Records to use:
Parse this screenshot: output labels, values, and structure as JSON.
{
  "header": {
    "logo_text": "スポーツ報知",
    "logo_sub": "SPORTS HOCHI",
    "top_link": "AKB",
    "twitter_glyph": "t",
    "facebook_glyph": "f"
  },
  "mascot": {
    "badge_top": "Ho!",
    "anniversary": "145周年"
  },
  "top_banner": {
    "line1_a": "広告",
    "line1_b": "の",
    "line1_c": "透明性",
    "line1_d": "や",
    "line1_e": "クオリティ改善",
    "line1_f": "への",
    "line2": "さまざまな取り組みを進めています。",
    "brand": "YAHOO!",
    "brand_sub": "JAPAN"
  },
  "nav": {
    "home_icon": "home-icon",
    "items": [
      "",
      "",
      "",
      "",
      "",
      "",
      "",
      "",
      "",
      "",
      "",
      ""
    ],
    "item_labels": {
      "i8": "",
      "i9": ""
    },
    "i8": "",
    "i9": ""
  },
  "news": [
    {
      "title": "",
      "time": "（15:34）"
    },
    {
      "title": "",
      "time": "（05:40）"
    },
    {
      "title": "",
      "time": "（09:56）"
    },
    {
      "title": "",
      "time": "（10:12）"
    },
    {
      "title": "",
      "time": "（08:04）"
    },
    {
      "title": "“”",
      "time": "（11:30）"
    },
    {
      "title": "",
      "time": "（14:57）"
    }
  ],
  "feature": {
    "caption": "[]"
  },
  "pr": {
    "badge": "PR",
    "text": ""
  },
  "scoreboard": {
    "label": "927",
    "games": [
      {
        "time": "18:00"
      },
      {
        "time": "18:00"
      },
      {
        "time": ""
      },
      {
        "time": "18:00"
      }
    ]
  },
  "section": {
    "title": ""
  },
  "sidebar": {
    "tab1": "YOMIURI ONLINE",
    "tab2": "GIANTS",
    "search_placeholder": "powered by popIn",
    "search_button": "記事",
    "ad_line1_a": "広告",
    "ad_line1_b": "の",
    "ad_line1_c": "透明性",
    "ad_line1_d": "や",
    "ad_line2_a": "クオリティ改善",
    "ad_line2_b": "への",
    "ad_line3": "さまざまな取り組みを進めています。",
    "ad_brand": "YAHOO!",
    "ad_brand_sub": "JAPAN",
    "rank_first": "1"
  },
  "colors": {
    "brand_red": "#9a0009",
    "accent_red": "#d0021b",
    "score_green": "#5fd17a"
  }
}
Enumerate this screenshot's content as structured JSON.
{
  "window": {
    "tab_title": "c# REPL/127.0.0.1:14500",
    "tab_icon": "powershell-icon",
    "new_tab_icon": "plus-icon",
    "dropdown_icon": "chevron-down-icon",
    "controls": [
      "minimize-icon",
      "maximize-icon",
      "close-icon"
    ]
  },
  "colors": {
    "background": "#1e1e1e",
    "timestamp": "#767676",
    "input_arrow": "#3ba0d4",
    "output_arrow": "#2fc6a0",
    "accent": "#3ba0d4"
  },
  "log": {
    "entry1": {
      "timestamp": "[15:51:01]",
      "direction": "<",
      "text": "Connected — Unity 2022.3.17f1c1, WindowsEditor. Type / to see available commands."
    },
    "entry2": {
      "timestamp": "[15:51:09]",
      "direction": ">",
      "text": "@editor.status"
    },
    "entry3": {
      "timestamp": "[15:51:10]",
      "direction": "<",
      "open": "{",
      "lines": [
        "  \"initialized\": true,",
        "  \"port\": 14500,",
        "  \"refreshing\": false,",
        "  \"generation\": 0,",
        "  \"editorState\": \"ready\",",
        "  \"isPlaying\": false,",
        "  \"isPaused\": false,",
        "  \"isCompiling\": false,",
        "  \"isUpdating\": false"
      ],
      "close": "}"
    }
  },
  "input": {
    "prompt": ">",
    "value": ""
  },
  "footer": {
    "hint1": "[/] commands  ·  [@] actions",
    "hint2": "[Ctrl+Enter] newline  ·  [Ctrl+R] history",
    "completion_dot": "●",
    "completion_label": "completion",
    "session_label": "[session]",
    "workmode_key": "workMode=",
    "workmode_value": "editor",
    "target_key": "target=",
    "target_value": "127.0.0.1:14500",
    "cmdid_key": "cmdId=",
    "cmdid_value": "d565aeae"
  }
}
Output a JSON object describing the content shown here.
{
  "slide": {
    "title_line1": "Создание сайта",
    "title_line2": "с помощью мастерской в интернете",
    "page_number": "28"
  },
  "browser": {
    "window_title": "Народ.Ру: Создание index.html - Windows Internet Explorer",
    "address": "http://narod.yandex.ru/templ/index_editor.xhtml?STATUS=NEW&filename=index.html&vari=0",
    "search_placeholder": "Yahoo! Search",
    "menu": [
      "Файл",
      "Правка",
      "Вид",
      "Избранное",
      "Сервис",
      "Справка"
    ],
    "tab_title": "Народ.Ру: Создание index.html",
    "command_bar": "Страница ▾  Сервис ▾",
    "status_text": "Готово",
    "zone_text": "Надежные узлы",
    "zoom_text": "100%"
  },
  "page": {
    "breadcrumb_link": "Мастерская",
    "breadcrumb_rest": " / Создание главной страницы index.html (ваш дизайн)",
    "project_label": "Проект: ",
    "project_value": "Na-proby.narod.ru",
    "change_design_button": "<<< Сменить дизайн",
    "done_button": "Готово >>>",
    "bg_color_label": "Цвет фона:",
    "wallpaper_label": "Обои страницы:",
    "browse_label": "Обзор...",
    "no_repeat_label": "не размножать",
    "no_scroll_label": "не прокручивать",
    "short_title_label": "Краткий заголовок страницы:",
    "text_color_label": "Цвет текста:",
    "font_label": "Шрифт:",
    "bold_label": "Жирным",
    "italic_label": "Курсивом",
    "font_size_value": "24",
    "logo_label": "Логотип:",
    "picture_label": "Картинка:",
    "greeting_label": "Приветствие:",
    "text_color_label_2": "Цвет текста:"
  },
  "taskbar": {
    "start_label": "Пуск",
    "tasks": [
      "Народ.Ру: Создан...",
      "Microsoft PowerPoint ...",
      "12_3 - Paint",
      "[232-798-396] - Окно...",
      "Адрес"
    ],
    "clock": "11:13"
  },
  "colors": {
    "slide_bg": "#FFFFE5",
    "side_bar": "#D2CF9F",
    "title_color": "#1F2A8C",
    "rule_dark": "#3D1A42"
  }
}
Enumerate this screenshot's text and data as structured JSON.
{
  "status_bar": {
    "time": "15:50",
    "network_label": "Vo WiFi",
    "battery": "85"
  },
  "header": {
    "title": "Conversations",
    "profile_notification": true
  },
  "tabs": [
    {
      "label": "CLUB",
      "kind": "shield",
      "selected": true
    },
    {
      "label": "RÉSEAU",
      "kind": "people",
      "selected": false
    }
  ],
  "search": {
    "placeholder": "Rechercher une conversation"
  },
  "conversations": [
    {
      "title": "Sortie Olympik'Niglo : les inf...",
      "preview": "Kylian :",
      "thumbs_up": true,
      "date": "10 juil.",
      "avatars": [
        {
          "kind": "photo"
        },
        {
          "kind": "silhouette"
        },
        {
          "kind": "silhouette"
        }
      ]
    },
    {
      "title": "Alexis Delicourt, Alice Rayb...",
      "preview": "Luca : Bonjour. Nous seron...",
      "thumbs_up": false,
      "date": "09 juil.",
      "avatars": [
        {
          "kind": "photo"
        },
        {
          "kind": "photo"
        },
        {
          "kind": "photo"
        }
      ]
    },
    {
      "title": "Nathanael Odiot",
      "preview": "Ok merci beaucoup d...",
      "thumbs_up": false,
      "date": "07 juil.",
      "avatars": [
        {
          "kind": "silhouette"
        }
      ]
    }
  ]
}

Short task:
Repeat each record exactly, leaving nothing out.

The response:
Parse this screenshot: output labels, values, and structure as JSON.
{
  "header": {
    "logo_text": "スポーツ報知",
    "logo_sub": "SPORTS HOCHI",
    "top_link": "AKB",
    "twitter_glyph": "t",
    "facebook_glyph": "f"
  },
  "mascot": {
    "badge_top": "Ho!",
    "anniversary": "145周年"
  },
  "top_banner": {
    "line1_a": "広告",
    "line1_b": "の",
    "line1_c": "透明性",
    "line1_d": "や",
    "line1_e": "クオリティ改善",
    "line1_f": "への",
    "line2": "さまざまな取り組みを進めています。",
    "brand": "YAHOO!",
    "brand_sub": "JAPAN"
  },
  "nav": {
    "home_icon": "home-icon",
    "items": [
      "",
      "",
      "",
      "",
      "",
      "",
      "",
      "",
      "",
      "",
      "",
      ""
    ],
    "item_labels": {
      "i8": "",
      "i9": ""
    },
    "i8": "",
    "i9": ""
  },
  "news": [
    {
      "title": "",
      "time": "（15:34）"
    },
    {
      "title": "",
      "time": "（05:40）"
    },
    {
      "title": "",
      "time": "（09:56）"
    },
    {
      "title": "",
      "time": "（10:12）"
    },
    {
      "title": "",
      "time": "（08:04）"
    },
    {
      "title": "“”",
      "time": "（11:30）"
    },
    {
      "title": "",
      "time": "（14:57）"
    }
  ],
  "feature": {
    "caption": "[]"
  },
  "pr": {
    "badge": "PR",
    "text": ""
  },
  "scoreboard": {
    "label": "927",
    "games": [
      {
        "time": "18:00"
      },
      {
        "time": "18:00"
      },
      {
        "time": ""
      },
      {
        "time": "18:00"
      }
    ]
  },
  "section": {
    "title": ""
  },
  "sidebar": {
    "tab1": "YOMIURI ONLINE",
    "tab2": "GIANTS",
    "search_placeholder": "powered by popIn",
    "search_button": "記事",
    "ad_line1_a": "広告",
    "ad_line1_b": "の",
    "ad_line1_c": "透明性",
    "ad_line1_d": "や",
    "ad_line2_a": "クオリティ改善",
    "ad_line2_b": "への",
    "ad_line3": "さまざまな取り組みを進めています。",
    "ad_brand": "YAHOO!",
    "ad_brand_sub": "JAPAN",
    "rank_first": "1"
  },
  "colors": {
    "brand_red": "#9a0009",
    "accent_red": "#d0021b",
    "score_green": "#5fd17a"
  }
}
Enumerate this screenshot's content as structured JSON.
{
  "window": {
    "tab_title": "c# REPL/127.0.0.1:14500",
    "tab_icon": "powershell-icon",
    "new_tab_icon": "plus-icon",
    "dropdown_icon": "chevron-down-icon",
    "controls": [
      "minimize-icon",
      "maximize-icon",
      "close-icon"
    ]
  },
  "colors": {
    "background": "#1e1e1e",
    "timestamp": "#767676",
    "input_arrow": "#3ba0d4",
    "output_arrow": "#2fc6a0",
    "accent": "#3ba0d4"
  },
  "log": {
    "entry1": {
      "timestamp": "[15:51:01]",
      "direction": "<",
      "text": "Connected — Unity 2022.3.17f1c1, WindowsEditor. Type / to see available commands."
    },
    "entry2": {
      "timestamp": "[15:51:09]",
      "direction": ">",
      "text": "@editor.status"
    },
    "entry3": {
      "timestamp": "[15:51:10]",
      "direction": "<",
      "open": "{",
      "lines": [
        "  \"initialized\": true,",
        "  \"port\": 14500,",
        "  \"refreshing\": false,",
        "  \"generation\": 0,",
        "  \"editorState\": \"ready\",",
        "  \"isPlaying\": false,",
        "  \"isPaused\": false,",
        "  \"isCompiling\": false,",
        "  \"isUpdating\": false"
      ],
      "close": "}"
    }
  },
  "input": {
    "prompt": ">",
    "value": ""
  },
  "footer": {
    "hint1": "[/] commands  ·  [@] actions",
    "hint2": "[Ctrl+Enter] newline  ·  [Ctrl+R] history",
    "completion_dot": "●",
    "completion_label": "completion",
    "session_label": "[session]",
    "workmode_key": "workMode=",
    "workmode_value": "editor",
    "target_key": "target=",
    "target_value": "127.0.0.1:14500",
    "cmdid_key": "cmdId=",
    "cmdid_value": "d565aeae"
  }
}
Output a JSON object describing the content shown here.
{
  "slide": {
    "title_line1": "Создание сайта",
    "title_line2": "с помощью мастерской в интернете",
    "page_number": "28"
  },
  "browser": {
    "window_title": "Народ.Ру: Создание index.html - Windows Internet Explorer",
    "address": "http://narod.yandex.ru/templ/index_editor.xhtml?STATUS=NEW&filename=index.html&vari=0",
    "search_placeholder": "Yahoo! Search",
    "menu": [
      "Файл",
      "Правка",
      "Вид",
      "Избранное",
      "Сервис",
      "Справка"
    ],
    "tab_title": "Народ.Ру: Создание index.html",
    "command_bar": "Страница ▾  Сервис ▾",
    "status_text": "Готово",
    "zone_text": "Надежные узлы",
    "zoom_text": "100%"
  },
  "page": {
    "breadcrumb_link": "Мастерская",
    "breadcrumb_rest": " / Создание главной страницы index.html (ваш дизайн)",
    "project_label": "Проект: ",
    "project_value": "Na-proby.narod.ru",
    "change_design_button": "<<< Сменить дизайн",
    "done_button": "Готово >>>",
    "bg_color_label": "Цвет фона:",
    "wallpaper_label": "Обои страницы:",
    "browse_label": "Обзор...",
    "no_repeat_label": "не размножать",
    "no_scroll_label": "не прокручивать",
    "short_title_label": "Краткий заголовок страницы:",
    "text_color_label": "Цвет текста:",
    "font_label": "Шрифт:",
    "bold_label": "Жирным",
    "italic_label": "Курсивом",
    "font_size_value": "24",
    "logo_label": "Логотип:",
    "picture_label": "Картинка:",
    "greeting_label": "Приветствие:",
    "text_color_label_2": "Цвет текста:"
  },
  "taskbar": {
    "start_label": "Пуск",
    "tasks": [
      "Народ.Ру: Создан...",
      "Microsoft PowerPoint ...",
      "12_3 - Paint",
      "[232-798-396] - Окно...",
      "Адрес"
    ],
    "clock": "11:13"
  },
  "colors": {
    "slide_bg": "#FFFFE5",
    "side_bar": "#D2CF9F",
    "title_color": "#1F2A8C",
    "rule_dark": "#3D1A42"
  }
}
Enumerate this screenshot's text and data as structured JSON.
{
  "status_bar": {
    "time": "15:50",
    "network_label": "Vo WiFi",
    "battery": "85"
  },
  "header": {
    "title": "Conversations",
    "profile_notification": true
  },
  "tabs": [
    {
      "label": "CLUB",
      "kind": "shield",
      "selected": true
    },
    {
      "label": "RÉSEAU",
      "kind": "people",
      "selected": false
    }
  ],
  "search": {
    "placeholder": "Rechercher une conversation"
  },
  "conversations": [
    {
      "title": "Sortie Olympik'Niglo : les inf...",
      "preview": "Kylian :",
      "thumbs_up": true,
      "date": "10 juil.",
      "avatars": [
        {
          "kind": "photo"
        },
        {
          "kind": "silhouette"
        },
        {
          "kind": "silhouette"
        }
      ]
    },
    {
      "title": "Alexis Delicourt, Alice Rayb...",
      "preview": "Luca : Bonjour. Nous seron...",
      "thumbs_up": false,
      "date": "09 juil.",
      "avatars": [
        {
          "kind": "photo"
        },
        {
          "kind": "photo"
        },
        {
          "kind": "photo"
        }
      ]
    },
    {
      "title": "Nathanael Odiot",
      "preview": "Ok merci beaucoup d...",
      "thumbs_up": false,
      "date": "07 juil.",
      "avatars": [
        {
          "kind": "silhouette"
        }
      ]
    }
  ]
}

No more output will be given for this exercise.